START ROWS

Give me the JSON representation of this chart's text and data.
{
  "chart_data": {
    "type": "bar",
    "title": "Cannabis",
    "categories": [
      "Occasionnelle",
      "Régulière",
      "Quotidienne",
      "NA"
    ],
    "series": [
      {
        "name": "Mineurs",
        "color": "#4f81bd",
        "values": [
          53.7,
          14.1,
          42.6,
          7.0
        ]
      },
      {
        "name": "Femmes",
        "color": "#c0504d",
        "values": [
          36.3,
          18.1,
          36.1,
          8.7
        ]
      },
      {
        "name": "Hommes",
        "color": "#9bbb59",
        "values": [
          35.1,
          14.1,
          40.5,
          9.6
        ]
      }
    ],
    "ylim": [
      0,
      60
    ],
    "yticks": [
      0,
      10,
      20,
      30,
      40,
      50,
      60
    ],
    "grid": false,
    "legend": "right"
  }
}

END ROWS

*PROBLEM DETAILS*
Copy out each line of the entries that holds "name".

*SOLVED PROBLEM*
        "name": "Mineurs",
        "name": "Femmes",
        "name": "Hommes",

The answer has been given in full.